Data items:

════════

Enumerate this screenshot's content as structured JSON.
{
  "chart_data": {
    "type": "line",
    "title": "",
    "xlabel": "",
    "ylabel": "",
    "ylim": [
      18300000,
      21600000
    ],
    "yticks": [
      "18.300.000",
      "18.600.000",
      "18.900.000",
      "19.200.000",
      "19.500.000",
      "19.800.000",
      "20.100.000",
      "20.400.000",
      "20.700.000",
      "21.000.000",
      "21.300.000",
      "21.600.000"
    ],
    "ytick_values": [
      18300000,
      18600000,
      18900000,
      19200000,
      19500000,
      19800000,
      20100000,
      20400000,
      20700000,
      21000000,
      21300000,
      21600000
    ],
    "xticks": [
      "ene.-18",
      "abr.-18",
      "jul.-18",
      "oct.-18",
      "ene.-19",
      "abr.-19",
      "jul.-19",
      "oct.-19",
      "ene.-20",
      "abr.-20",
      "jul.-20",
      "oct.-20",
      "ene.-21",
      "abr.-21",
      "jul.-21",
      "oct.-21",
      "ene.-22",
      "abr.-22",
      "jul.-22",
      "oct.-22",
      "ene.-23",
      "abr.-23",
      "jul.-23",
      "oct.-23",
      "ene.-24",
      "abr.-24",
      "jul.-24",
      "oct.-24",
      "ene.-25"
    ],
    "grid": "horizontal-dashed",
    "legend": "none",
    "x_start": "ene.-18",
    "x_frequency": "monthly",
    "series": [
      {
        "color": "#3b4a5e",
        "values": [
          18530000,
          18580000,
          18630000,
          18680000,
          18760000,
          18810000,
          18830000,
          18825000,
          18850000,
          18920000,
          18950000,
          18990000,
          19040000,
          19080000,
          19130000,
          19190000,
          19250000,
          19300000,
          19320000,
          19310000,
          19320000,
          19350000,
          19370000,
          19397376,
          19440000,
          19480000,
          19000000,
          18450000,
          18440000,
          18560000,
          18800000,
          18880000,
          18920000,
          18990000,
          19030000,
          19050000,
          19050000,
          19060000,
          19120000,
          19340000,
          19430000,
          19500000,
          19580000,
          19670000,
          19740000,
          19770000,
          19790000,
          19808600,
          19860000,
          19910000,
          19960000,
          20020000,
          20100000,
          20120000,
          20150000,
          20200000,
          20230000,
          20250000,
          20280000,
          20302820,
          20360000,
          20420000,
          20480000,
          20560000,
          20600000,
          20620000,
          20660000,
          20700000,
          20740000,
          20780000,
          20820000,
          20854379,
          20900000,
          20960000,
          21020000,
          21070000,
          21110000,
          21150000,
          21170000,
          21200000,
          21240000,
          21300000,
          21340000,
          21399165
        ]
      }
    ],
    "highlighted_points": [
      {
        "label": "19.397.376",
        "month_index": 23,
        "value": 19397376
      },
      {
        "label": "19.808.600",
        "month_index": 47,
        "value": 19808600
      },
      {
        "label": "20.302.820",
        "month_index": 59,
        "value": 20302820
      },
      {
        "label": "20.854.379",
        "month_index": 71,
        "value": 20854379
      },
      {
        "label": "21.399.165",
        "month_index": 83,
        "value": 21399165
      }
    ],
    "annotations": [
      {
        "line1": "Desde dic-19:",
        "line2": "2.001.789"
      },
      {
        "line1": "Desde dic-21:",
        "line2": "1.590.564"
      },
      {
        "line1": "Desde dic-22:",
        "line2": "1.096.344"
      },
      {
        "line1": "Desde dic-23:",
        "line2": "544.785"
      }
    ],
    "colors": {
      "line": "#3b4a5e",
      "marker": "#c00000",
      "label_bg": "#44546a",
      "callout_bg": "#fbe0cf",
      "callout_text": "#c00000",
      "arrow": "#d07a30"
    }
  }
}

════════

§ **Task prompt**
Set all of the entries down again, exactly as they were given.

§ **Reply to the exercise**
Enumerate this screenshot's content as structured JSON.
{
  "chart_data": {
    "type": "line",
    "title": "",
    "xlabel": "",
    "ylabel": "",
    "ylim": [
      18300000,
      21600000
    ],
    "yticks": [
      "18.300.000",
      "18.600.000",
      "18.900.000",
      "19.200.000",
      "19.500.000",
      "19.800.000",
      "20.100.000",
      "20.400.000",
      "20.700.000",
      "21.000.000",
      "21.300.000",
      "21.600.000"
    ],
    "ytick_values": [
      18300000,
      18600000,
      18900000,
      19200000,
      19500000,
      19800000,
      20100000,
      20400000,
      20700000,
      21000000,
      21300000,
      21600000
    ],
    "xticks": [
      "ene.-18",
      "abr.-18",
      "jul.-18",
      "oct.-18",
      "ene.-19",
      "abr.-19",
      "jul.-19",
      "oct.-19",
      "ene.-20",
      "abr.-20",
      "jul.-20",
      "oct.-20",
      "ene.-21",
      "abr.-21",
      "jul.-21",
      "oct.-21",
      "ene.-22",
      "abr.-22",
      "jul.-22",
      "oct.-22",
      "ene.-23",
      "abr.-23",
      "jul.-23",
      "oct.-23",
      "ene.-24",
      "abr.-24",
      "jul.-24",
      "oct.-24",
      "ene.-25"
    ],
    "grid": "horizontal-dashed",
    "legend": "none",
    "x_start": "ene.-18",
    "x_frequency": "monthly",
    "series": [
      {
        "color": "#3b4a5e",
        "values": [
          18530000,
          18580000,
          18630000,
          18680000,
          18760000,
          18810000,
          18830000,
          18825000,
          18850000,
          18920000,
          18950000,
          18990000,
          19040000,
          19080000,
          19130000,
          19190000,
          19250000,
          19300000,
          19320000,
          19310000,
          19320000,
          19350000,
          19370000,
          19397376,
          19440000,
          19480000,
          19000000,
          18450000,
          18440000,
          18560000,
          18800000,
          18880000,
          18920000,
          18990000,
          19030000,
          19050000,
          19050000,
          19060000,
          19120000,
          19340000,
          19430000,
          19500000,
          19580000,
          19670000,
          19740000,
          19770000,
          19790000,
          19808600,
          19860000,
          19910000,
          19960000,
          20020000,
          20100000,
          20120000,
          20150000,
          20200000,
          20230000,
          20250000,
          20280000,
          20302820,
          20360000,
          20420000,
          20480000,
          20560000,
          20600000,
          20620000,
          20660000,
          20700000,
          20740000,
          20780000,
          20820000,
          20854379,
          20900000,
          20960000,
          21020000,
          21070000,
          21110000,
          21150000,
          21170000,
          21200000,
          21240000,
          21300000,
          21340000,
          21399165
        ]
      }
    ],
    "highlighted_points": [
      {
        "label": "19.397.376",
        "month_index": 23,
        "value": 19397376
      },
      {
        "label": "19.808.600",
        "month_index": 47,
        "value": 19808600
      },
      {
        "label": "20.302.820",
        "month_index": 59,
        "value": 20302820
      },
      {
        "label": "20.854.379",
        "month_index": 71,
        "value": 20854379
      },
      {
        "label": "21.399.165",
        "month_index": 83,
        "value": 21399165
      }
    ],
    "annotations": [
      {
        "line1": "Desde dic-19:",
        "line2": "2.001.789"
      },
      {
        "line1": "Desde dic-21:",
        "line2": "1.590.564"
      },
      {
        "line1": "Desde dic-22:",
        "line2": "1.096.344"
      },
      {
        "line1": "Desde dic-23:",
        "line2": "544.785"
      }
    ],
    "colors": {
      "line": "#3b4a5e",
      "marker": "#c00000",
      "label_bg": "#44546a",
      "callout_bg": "#fbe0cf",
      "callout_text": "#c00000",
      "arrow": "#d07a30"
    }
  }
}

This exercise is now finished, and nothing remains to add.